**TASK REQUIREMENTS:** Restate the records below word for word.
— start RECORDS —
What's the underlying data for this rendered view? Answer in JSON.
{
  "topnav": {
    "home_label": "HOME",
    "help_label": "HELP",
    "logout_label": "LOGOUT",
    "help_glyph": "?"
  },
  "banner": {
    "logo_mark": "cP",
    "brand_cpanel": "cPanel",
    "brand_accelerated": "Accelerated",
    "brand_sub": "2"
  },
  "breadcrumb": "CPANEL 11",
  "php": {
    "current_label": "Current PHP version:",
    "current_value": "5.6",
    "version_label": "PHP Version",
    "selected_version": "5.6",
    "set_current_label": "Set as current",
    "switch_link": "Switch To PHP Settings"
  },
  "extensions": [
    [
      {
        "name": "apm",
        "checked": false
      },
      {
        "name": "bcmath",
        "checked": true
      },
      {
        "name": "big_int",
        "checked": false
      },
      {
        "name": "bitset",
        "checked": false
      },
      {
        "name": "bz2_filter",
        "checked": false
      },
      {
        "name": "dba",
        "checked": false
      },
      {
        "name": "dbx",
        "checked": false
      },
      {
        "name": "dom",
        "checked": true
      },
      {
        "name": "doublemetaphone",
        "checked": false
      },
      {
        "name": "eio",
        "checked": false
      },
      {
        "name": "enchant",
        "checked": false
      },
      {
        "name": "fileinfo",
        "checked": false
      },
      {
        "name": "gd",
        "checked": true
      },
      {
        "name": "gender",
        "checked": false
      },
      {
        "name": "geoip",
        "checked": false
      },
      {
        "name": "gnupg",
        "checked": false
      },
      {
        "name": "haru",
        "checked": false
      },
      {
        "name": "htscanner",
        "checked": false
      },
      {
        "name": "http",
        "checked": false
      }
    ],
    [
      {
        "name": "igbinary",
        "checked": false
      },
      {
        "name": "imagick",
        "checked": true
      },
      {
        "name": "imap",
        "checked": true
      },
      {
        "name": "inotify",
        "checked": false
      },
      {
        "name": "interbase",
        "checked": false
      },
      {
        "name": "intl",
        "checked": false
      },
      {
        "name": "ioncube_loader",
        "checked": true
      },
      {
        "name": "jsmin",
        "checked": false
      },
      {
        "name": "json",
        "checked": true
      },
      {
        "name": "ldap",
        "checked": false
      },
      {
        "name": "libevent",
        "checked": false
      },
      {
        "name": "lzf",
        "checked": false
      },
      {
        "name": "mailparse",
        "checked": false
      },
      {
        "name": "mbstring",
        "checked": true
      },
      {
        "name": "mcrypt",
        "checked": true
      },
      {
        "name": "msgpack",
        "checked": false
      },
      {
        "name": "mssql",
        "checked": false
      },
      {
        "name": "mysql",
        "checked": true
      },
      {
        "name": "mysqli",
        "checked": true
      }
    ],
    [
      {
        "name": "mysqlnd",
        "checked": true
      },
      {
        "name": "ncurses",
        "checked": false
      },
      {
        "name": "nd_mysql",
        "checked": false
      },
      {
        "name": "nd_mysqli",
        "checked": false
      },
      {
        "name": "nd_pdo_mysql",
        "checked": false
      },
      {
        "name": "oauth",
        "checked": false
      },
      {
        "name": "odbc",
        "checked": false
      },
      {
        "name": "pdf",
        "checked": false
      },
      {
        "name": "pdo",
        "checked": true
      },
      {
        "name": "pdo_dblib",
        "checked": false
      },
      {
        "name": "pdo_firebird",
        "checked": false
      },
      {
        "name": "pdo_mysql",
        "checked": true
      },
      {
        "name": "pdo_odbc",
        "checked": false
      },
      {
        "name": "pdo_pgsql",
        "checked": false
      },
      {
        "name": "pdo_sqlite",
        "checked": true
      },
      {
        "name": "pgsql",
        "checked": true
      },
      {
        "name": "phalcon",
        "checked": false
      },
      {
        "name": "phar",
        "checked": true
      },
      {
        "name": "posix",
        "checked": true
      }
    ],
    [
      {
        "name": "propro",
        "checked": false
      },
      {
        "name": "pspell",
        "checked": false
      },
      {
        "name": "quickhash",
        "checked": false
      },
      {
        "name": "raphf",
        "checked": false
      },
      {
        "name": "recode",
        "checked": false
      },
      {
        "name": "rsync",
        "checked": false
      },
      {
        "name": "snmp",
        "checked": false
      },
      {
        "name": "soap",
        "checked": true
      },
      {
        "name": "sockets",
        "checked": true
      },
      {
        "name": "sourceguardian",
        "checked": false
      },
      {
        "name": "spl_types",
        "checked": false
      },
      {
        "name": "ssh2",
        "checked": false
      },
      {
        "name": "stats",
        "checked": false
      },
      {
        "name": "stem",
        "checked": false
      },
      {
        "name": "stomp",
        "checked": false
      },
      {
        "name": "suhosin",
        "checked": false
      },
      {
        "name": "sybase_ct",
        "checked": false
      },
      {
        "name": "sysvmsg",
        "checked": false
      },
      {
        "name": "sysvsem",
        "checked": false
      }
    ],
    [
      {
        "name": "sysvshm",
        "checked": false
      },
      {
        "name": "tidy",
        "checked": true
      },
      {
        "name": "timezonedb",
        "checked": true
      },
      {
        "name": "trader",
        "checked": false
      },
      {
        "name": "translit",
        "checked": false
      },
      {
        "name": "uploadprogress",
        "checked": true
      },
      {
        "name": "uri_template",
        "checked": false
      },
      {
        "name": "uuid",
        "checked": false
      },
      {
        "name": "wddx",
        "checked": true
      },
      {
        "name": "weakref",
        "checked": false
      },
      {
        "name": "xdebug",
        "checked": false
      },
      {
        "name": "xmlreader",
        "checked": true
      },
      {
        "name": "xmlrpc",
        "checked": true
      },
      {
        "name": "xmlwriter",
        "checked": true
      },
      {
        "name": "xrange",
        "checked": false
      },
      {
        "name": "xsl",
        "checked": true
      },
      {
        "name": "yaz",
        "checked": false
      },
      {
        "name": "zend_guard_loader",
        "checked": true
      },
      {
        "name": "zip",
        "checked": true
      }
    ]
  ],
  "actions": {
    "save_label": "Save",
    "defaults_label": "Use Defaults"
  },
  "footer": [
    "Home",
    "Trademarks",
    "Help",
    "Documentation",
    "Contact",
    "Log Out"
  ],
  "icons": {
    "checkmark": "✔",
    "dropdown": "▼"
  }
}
— end RECORDS —
**THE RESULT:**
What's the underlying data for this rendered view? Answer in JSON.
{
  "topnav": {
    "home_label": "HOME",
    "help_label": "HELP",
    "logout_label": "LOGOUT",
    "help_glyph": "?"
  },
  "banner": {
    "logo_mark": "cP",
    "brand_cpanel": "cPanel",
    "brand_accelerated": "Accelerated",
    "brand_sub": "2"
  },
  "breadcrumb": "CPANEL 11",
  "php": {
    "current_label": "Current PHP version:",
    "current_value": "5.6",
    "version_label": "PHP Version",
    "selected_version": "5.6",
    "set_current_label": "Set as current",
    "switch_link": "Switch To PHP Settings"
  },
  "extensions": [
    [
      {
        "name": "apm",
        "checked": false
      },
      {
        "name": "bcmath",
        "checked": true
      },
      {
        "name": "big_int",
        "checked": false
      },
      {
        "name": "bitset",
        "checked": false
      },
      {
        "name": "bz2_filter",
        "checked": false
      },
      {
        "name": "dba",
        "checked": false
      },
      {
        "name": "dbx",
        "checked": false
      },
      {
        "name": "dom",
        "checked": true
      },
      {
        "name": "doublemetaphone",
        "checked": false
      },
      {
        "name": "eio",
        "checked": false
      },
      {
        "name": "enchant",
        "checked": false
      },
      {
        "name": "fileinfo",
        "checked": false
      },
      {
        "name": "gd",
        "checked": true
      },
      {
        "name": "gender",
        "checked": false
      },
      {
        "name": "geoip",
        "checked": false
      },
      {
        "name": "gnupg",
        "checked": false
      },
      {
        "name": "haru",
        "checked": false
      },
      {
        "name": "htscanner",
        "checked": false
      },
      {
        "name": "http",
        "checked": false
      }
    ],
    [
      {
        "name": "igbinary",
        "checked": false
      },
      {
        "name": "imagick",
        "checked": true
      },
      {
        "name": "imap",
        "checked": true
      },
      {
        "name": "inotify",
        "checked": false
      },
      {
        "name": "interbase",
        "checked": false
      },
      {
        "name": "intl",
        "checked": false
      },
      {
        "name": "ioncube_loader",
        "checked": true
      },
      {
        "name": "jsmin",
        "checked": false
      },
      {
        "name": "json",
        "checked": true
      },
      {
        "name": "ldap",
        "checked": false
      },
      {
        "name": "libevent",
        "checked": false
      },
      {
        "name": "lzf",
        "checked": false
      },
      {
        "name": "mailparse",
        "checked": false
      },
      {
        "name": "mbstring",
        "checked": true
      },
      {
        "name": "mcrypt",
        "checked": true
      },
      {
        "name": "msgpack",
        "checked": false
      },
      {
        "name": "mssql",
        "checked": false
      },
      {
        "name": "mysql",
        "checked": true
      },
      {
        "name": "mysqli",
        "checked": true
      }
    ],
    [
      {
        "name": "mysqlnd",
        "checked": true
      },
      {
        "name": "ncurses",
        "checked": false
      },
      {
        "name": "nd_mysql",
        "checked": false
      },
      {
        "name": "nd_mysqli",
        "checked": false
      },
      {
        "name": "nd_pdo_mysql",
        "checked": false
      },
      {
        "name": "oauth",
        "checked": false
      },
      {
        "name": "odbc",
        "checked": false
      },
      {
        "name": "pdf",
        "checked": false
      },
      {
        "name": "pdo",
        "checked": true
      },
      {
        "name": "pdo_dblib",
        "checked": false
      },
      {
        "name": "pdo_firebird",
        "checked": false
      },
      {
        "name": "pdo_mysql",
        "checked": true
      },
      {
        "name": "pdo_odbc",
        "checked": false
      },
      {
        "name": "pdo_pgsql",
        "checked": false
      },
      {
        "name": "pdo_sqlite",
        "checked": true
      },
      {
        "name": "pgsql",
        "checked": true
      },
      {
        "name": "phalcon",
        "checked": false
      },
      {
        "name": "phar",
        "checked": true
      },
      {
        "name": "posix",
        "checked": true
      }
    ],
    [
      {
        "name": "propro",
        "checked": false
      },
      {
        "name": "pspell",
        "checked": false
      },
      {
        "name": "quickhash",
        "checked": false
      },
      {
        "name": "raphf",
        "checked": false
      },
      {
        "name": "recode",
        "checked": false
      },
      {
        "name": "rsync",
        "checked": false
      },
      {
        "name": "snmp",
        "checked": false
      },
      {
        "name": "soap",
        "checked": true
      },
      {
        "name": "sockets",
        "checked": true
      },
      {
        "name": "sourceguardian",
        "checked": false
      },
      {
        "name": "spl_types",
        "checked": false
      },
      {
        "name": "ssh2",
        "checked": false
      },
      {
        "name": "stats",
        "checked": false
      },
      {
        "name": "stem",
        "checked": false
      },
      {
        "name": "stomp",
        "checked": false
      },
      {
        "name": "suhosin",
        "checked": false
      },
      {
        "name": "sybase_ct",
        "checked": false
      },
      {
        "name": "sysvmsg",
        "checked": false
      },
      {
        "name": "sysvsem",
        "checked": false
      }
    ],
    [
      {
        "name": "sysvshm",
        "checked": false
      },
      {
        "name": "tidy",
        "checked": true
      },
      {
        "name": "timezonedb",
        "checked": true
      },
      {
        "name": "trader",
        "checked": false
      },
      {
        "name": "translit",
        "checked": false
      },
      {
        "name": "uploadprogress",
        "checked": true
      },
      {
        "name": "uri_template",
        "checked": false
      },
      {
        "name": "uuid",
        "checked": false
      },
      {
        "name": "wddx",
        "checked": true
      },
      {
        "name": "weakref",
        "checked": false
      },
      {
        "name": "xdebug",
        "checked": false
      },
      {
        "name": "xmlreader",
        "checked": true
      },
      {
        "name": "xmlrpc",
        "checked": true
      },
      {
        "name": "xmlwriter",
        "checked": true
      },
      {
        "name": "xrange",
        "checked": false
      },
      {
        "name": "xsl",
        "checked": true
      },
      {
        "name": "yaz",
        "checked": false
      },
      {
        "name": "zend_guard_loader",
        "checked": true
      },
      {
        "name": "zip",
        "checked": true
      }
    ]
  ],
  "actions": {
    "save_label": "Save",
    "defaults_label": "Use Defaults"
  },
  "footer": [
    "Home",
    "Trademarks",
    "Help",
    "Documentation",
    "Contact",
    "Log Out"
  ],
  "icons": {
    "checkmark": "✔",
    "dropdown": "▼"
  }
}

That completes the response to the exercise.